(SUPPLIED RECORDS):
********
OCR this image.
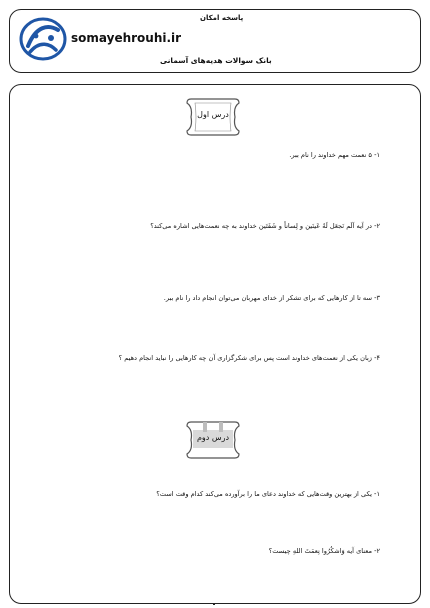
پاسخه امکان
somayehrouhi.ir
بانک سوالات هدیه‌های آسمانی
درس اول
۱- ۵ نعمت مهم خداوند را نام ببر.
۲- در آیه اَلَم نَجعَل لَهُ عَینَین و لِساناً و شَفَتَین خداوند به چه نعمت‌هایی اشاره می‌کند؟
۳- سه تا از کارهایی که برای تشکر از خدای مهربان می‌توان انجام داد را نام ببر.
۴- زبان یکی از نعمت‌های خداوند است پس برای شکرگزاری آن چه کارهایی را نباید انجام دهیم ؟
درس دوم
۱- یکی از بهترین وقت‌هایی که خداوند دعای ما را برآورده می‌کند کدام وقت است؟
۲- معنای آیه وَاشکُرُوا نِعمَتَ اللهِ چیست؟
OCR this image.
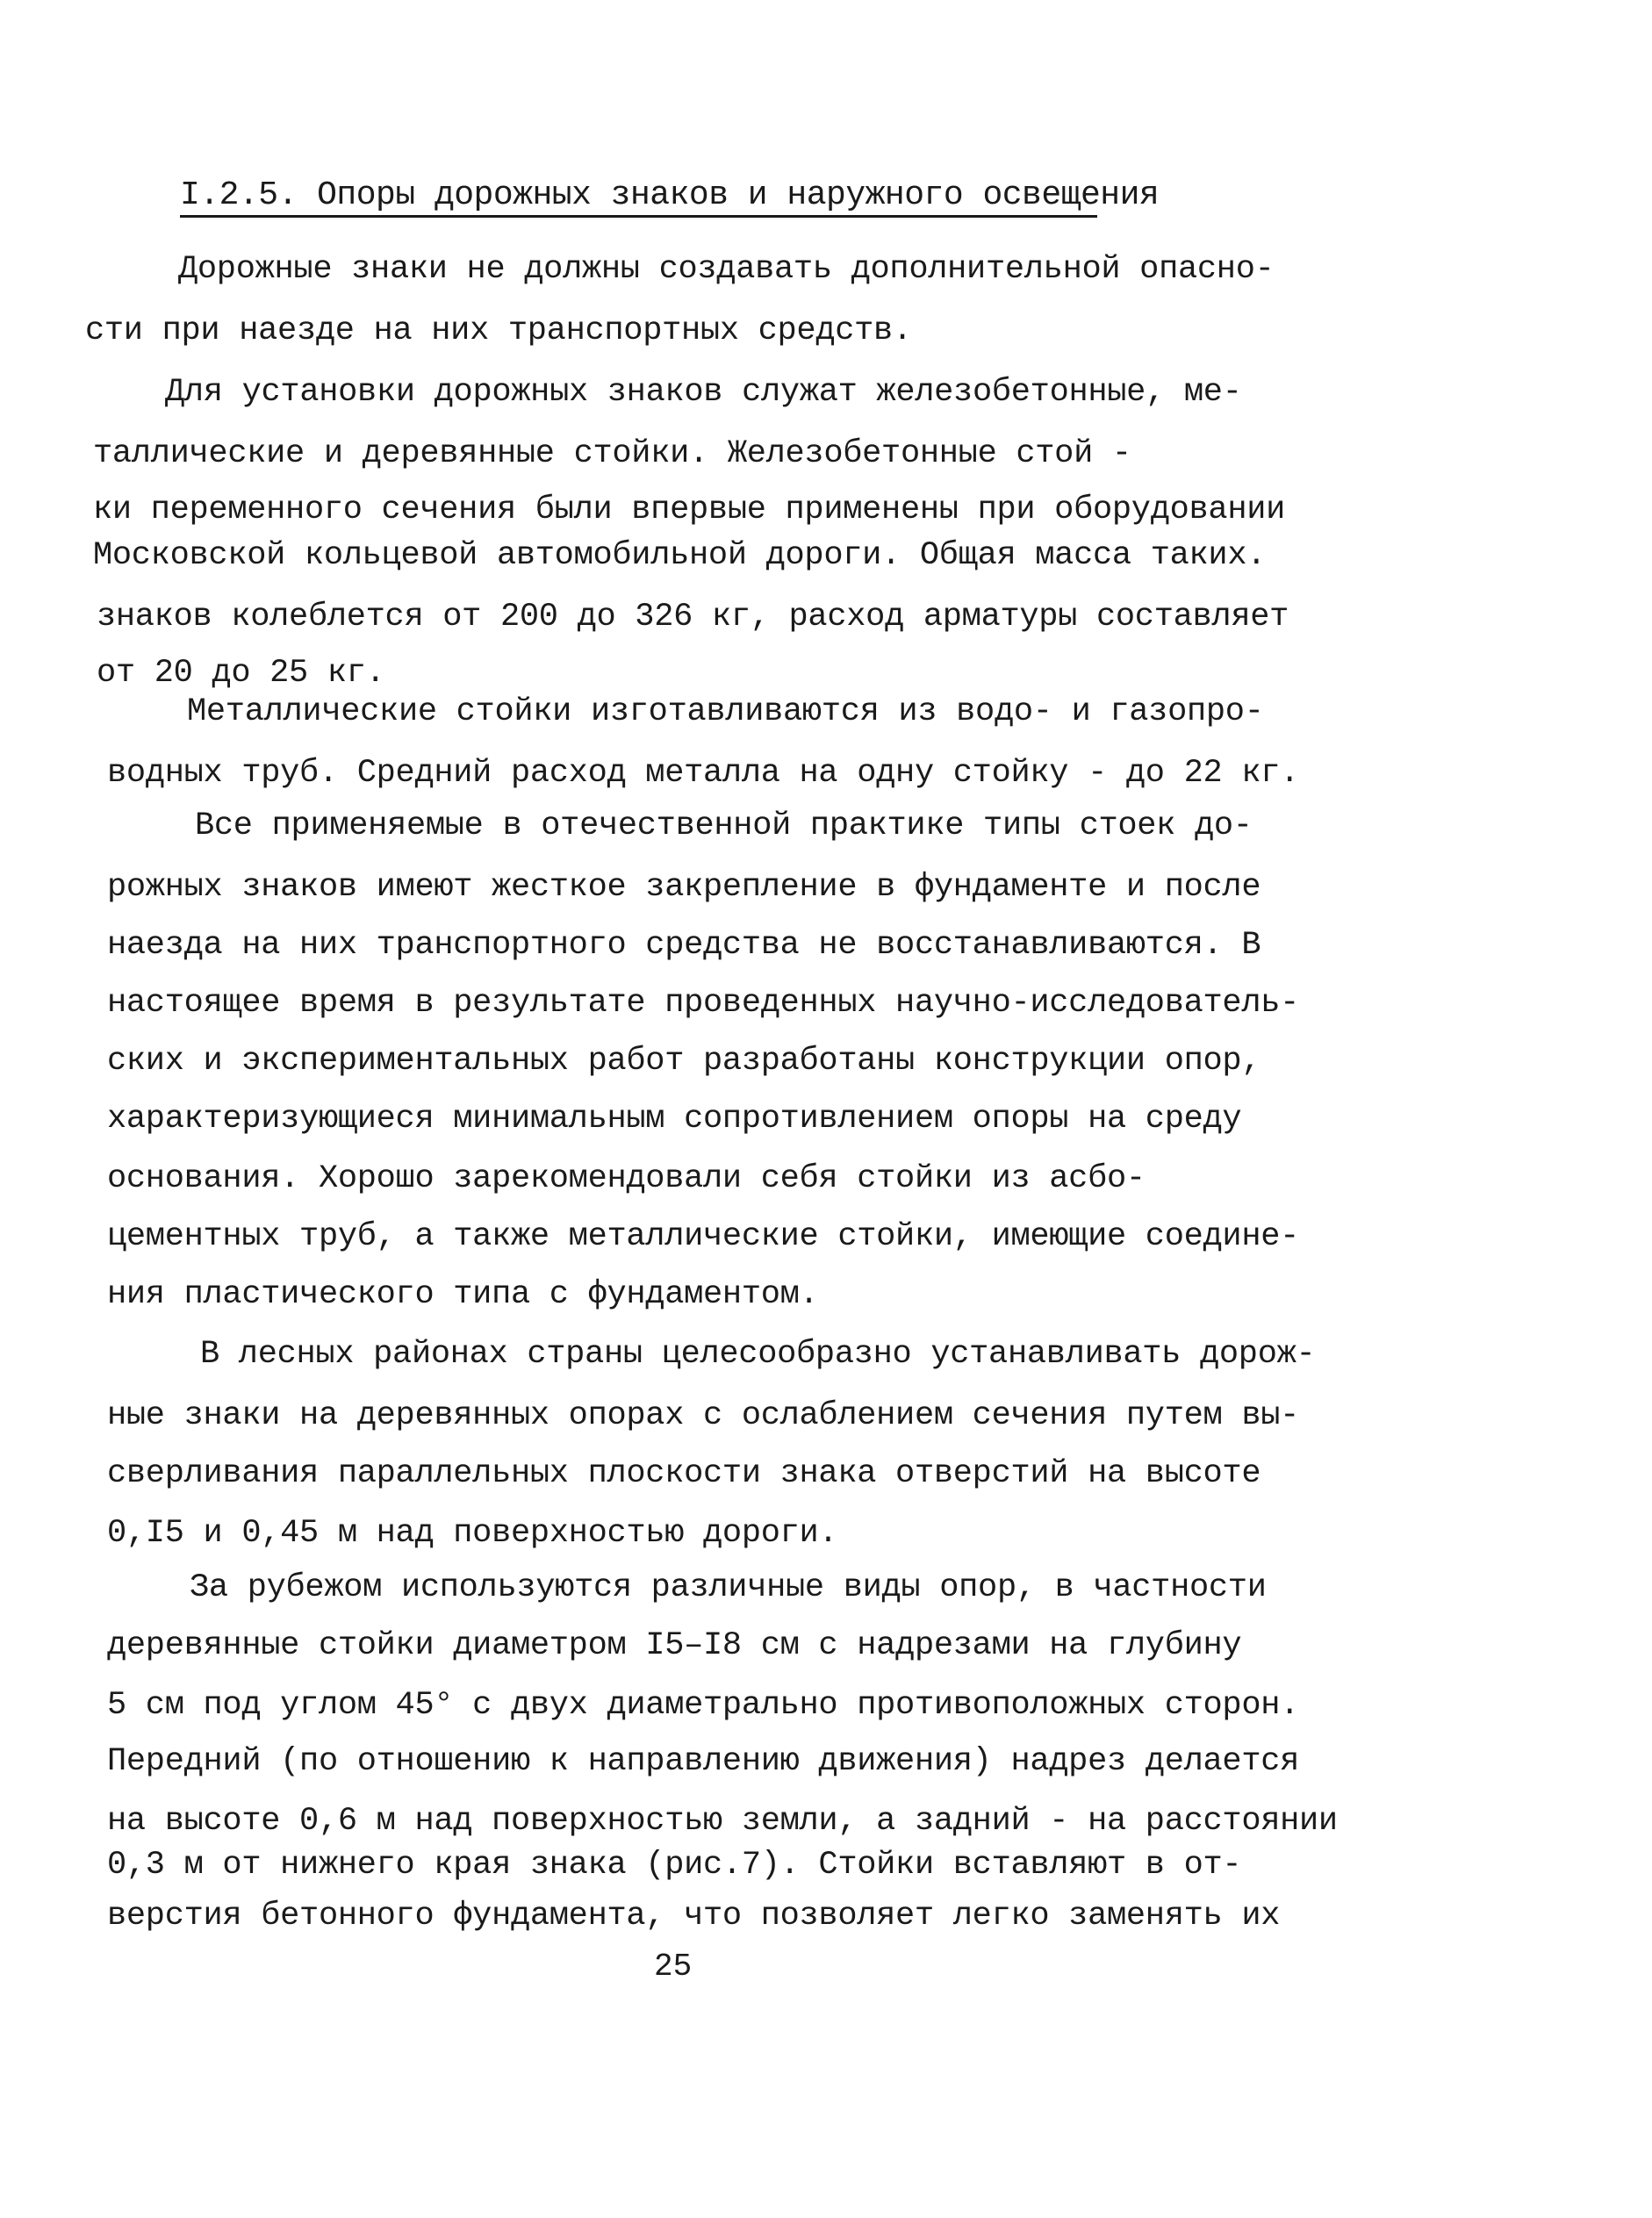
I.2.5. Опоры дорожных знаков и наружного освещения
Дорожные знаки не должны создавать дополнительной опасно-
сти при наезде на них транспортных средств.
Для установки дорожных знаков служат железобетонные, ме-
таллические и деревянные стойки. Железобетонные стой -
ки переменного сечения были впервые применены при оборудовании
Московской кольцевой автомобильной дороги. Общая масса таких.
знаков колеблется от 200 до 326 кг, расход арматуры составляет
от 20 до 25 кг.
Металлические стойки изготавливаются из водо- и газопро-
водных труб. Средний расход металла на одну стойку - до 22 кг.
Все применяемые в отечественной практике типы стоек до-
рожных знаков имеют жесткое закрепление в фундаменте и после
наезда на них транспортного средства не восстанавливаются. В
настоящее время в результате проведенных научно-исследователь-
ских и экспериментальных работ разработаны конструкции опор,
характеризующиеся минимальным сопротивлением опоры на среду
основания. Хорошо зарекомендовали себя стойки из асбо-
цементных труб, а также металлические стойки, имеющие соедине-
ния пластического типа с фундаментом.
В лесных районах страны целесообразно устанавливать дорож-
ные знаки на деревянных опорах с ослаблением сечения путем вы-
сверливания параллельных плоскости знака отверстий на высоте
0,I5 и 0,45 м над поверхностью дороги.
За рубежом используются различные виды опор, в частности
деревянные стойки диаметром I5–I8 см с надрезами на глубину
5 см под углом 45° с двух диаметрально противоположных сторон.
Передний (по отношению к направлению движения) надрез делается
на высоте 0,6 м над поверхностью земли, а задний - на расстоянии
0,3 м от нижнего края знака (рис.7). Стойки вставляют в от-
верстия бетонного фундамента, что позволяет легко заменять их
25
********
(TASK TO COMPLETE): Print the records word for word and exclude any picture they hold.

(RIGHT ANSWER):
OCR this image.
پاسخه امکان
somayehrouhi.ir
بانک سوالات هدیه‌های آسمانی
درس اول
۱- ۵ نعمت مهم خداوند را نام ببر.
۲- در آیه اَلَم نَجعَل لَهُ عَینَین و لِساناً و شَفَتَین خداوند به چه نعمت‌هایی اشاره می‌کند؟
۳- سه تا از کارهایی که برای تشکر از خدای مهربان می‌توان انجام داد را نام ببر.
۴- زبان یکی از نعمت‌های خداوند است پس برای شکرگزاری آن چه کارهایی را نباید انجام دهیم ؟
درس دوم
۱- یکی از بهترین وقت‌هایی که خداوند دعای ما را برآورده می‌کند کدام وقت است؟
۲- معنای آیه وَاشکُرُوا نِعمَتَ اللهِ چیست؟
OCR this image.
I.2.5. Опоры дорожных знаков и наружного освещения
Дорожные знаки не должны создавать дополнительной опасно-
сти при наезде на них транспортных средств.
Для установки дорожных знаков служат железобетонные, ме-
таллические и деревянные стойки. Железобетонные стой -
ки переменного сечения были впервые применены при оборудовании
Московской кольцевой автомобильной дороги. Общая масса таких.
знаков колеблется от 200 до 326 кг, расход арматуры составляет
от 20 до 25 кг.
Металлические стойки изготавливаются из водо- и газопро-
водных труб. Средний расход металла на одну стойку - до 22 кг.
Все применяемые в отечественной практике типы стоек до-
рожных знаков имеют жесткое закрепление в фундаменте и после
наезда на них транспортного средства не восстанавливаются. В
настоящее время в результате проведенных научно-исследователь-
ских и экспериментальных работ разработаны конструкции опор,
характеризующиеся минимальным сопротивлением опоры на среду
основания. Хорошо зарекомендовали себя стойки из асбо-
цементных труб, а также металлические стойки, имеющие соедине-
ния пластического типа с фундаментом.
В лесных районах страны целесообразно устанавливать дорож-
ные знаки на деревянных опорах с ослаблением сечения путем вы-
сверливания параллельных плоскости знака отверстий на высоте
0,I5 и 0,45 м над поверхностью дороги.
За рубежом используются различные виды опор, в частности
деревянные стойки диаметром I5–I8 см с надрезами на глубину
5 см под углом 45° с двух диаметрально противоположных сторон.
Передний (по отношению к направлению движения) надрез делается
на высоте 0,6 м над поверхностью земли, а задний - на расстоянии
0,3 м от нижнего края знака (рис.7). Стойки вставляют в от-
верстия бетонного фундамента, что позволяет легко заменять их
25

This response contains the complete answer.